[START Dataset]

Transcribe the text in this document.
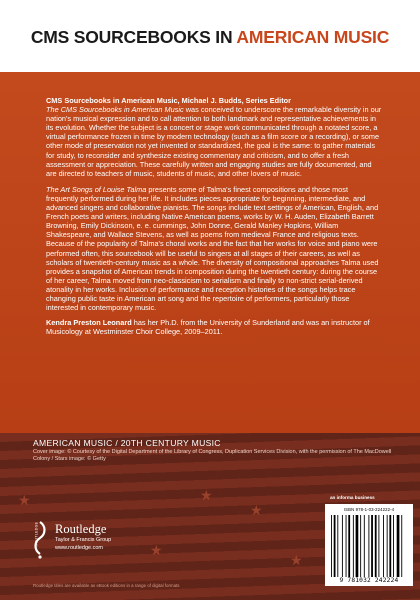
CMS SOURCEBOOKS IN AMERICAN MUSIC

CMS Sourcebooks in American Music, Michael J. Budds, Series Editor
The CMS Sourcebooks in American Music was conceived to underscore the remarkable diversity in our nation's musical expression and to call attention to both landmark and representative achievements in its evolution. Whether the subject is a concert or stage work communicated through a notated score, a virtual performance frozen in time by modern technology (such as a film score or a recording), or some other mode of preservation not yet invented or standardized, the goal is the same: to gather materials for study, to reconsider and synthesize existing commentary and criticism, and to offer a fresh assessment or appreciation. These carefully written and engaging studies are fully documented, and are directed to teachers of music, students of music, and other lovers of music.

The Art Songs of Louise Talma presents some of Talma's finest compositions and those most frequently performed during her life. It includes pieces appropriate for beginning, intermediate, and advanced singers and collaborative pianists. The songs include text settings of American, English, and French poets and writers, including Native American poems, works by W. H. Auden, Elizabeth Barrett Browning, Emily Dickinson, e. e. cummings, John Donne, Gerald Manley Hopkins, William Shakespeare, and Wallace Stevens, as well as poems from medieval France and religious texts. Because of the popularity of Talma's choral works and the fact that her works for voice and piano were performed often, this sourcebook will be useful to singers at all stages of their careers, as well as scholars of twentieth-century music as a whole. The diversity of compositional approaches Talma used provides a snapshot of American trends in composition during the twentieth century: during the course of her career, Talma moved from neo-classicism to serialism and finally to non-strict serial-derived atonality in her works. Inclusion of performance and reception histories of the songs helps trace changing public taste in American art song and the repertoire of performers, particularly those interested in contemporary music.

Kendra Preston Leonard has her Ph.D. from the University of Sunderland and was an instructor of Musicology at Westminster Choir College, 2009–2011.

★
★
★
★
★
AMERICAN MUSIC / 20TH CENTURY MUSIC
Cover image: © Courtesy of the Digital Department of the Library of Congress, Duplication Services Division, with the permission of The MacDowell Colony / Stars image: © Getty
an informa business
ISBN 978-1-03-224222-4
9 781032 242224
ROUTLEDGE Routledge
Taylor & Francis Group
www.routledge.com
Routledge titles are available as eBook editions in a range of digital formats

[END Dataset]

* Objective *
Quote the preceding records in their entirety, excluding every picture.

* Answer for this exercise *
Transcribe the text in this document.
CMS SOURCEBOOKS IN AMERICAN MUSIC

CMS Sourcebooks in American Music, Michael J. Budds, Series Editor
The CMS Sourcebooks in American Music was conceived to underscore the remarkable diversity in our nation's musical expression and to call attention to both landmark and representative achievements in its evolution. Whether the subject is a concert or stage work communicated through a notated score, a virtual performance frozen in time by modern technology (such as a film score or a recording), or some other mode of preservation not yet invented or standardized, the goal is the same: to gather materials for study, to reconsider and synthesize existing commentary and criticism, and to offer a fresh assessment or appreciation. These carefully written and engaging studies are fully documented, and are directed to teachers of music, students of music, and other lovers of music.

The Art Songs of Louise Talma presents some of Talma's finest compositions and those most frequently performed during her life. It includes pieces appropriate for beginning, intermediate, and advanced singers and collaborative pianists. The songs include text settings of American, English, and French poets and writers, including Native American poems, works by W. H. Auden, Elizabeth Barrett Browning, Emily Dickinson, e. e. cummings, John Donne, Gerald Manley Hopkins, William Shakespeare, and Wallace Stevens, as well as poems from medieval France and religious texts. Because of the popularity of Talma's choral works and the fact that her works for voice and piano were performed often, this sourcebook will be useful to singers at all stages of their careers, as well as scholars of twentieth-century music as a whole. The diversity of compositional approaches Talma used provides a snapshot of American trends in composition during the twentieth century: during the course of her career, Talma moved from neo-classicism to serialism and finally to non-strict serial-derived atonality in her works. Inclusion of performance and reception histories of the songs helps trace changing public taste in American art song and the repertoire of performers, particularly those interested in contemporary music.

Kendra Preston Leonard has her Ph.D. from the University of Sunderland and was an instructor of Musicology at Westminster Choir College, 2009–2011.

★
★
★
★
★
AMERICAN MUSIC / 20TH CENTURY MUSIC
Cover image: © Courtesy of the Digital Department of the Library of Congress, Duplication Services Division, with the permission of The MacDowell Colony / Stars image: © Getty
an informa business
ISBN 978-1-03-224222-4
9 781032 242224
ROUTLEDGE Routledge
Taylor & Francis Group
www.routledge.com
Routledge titles are available as eBook editions in a range of digital formats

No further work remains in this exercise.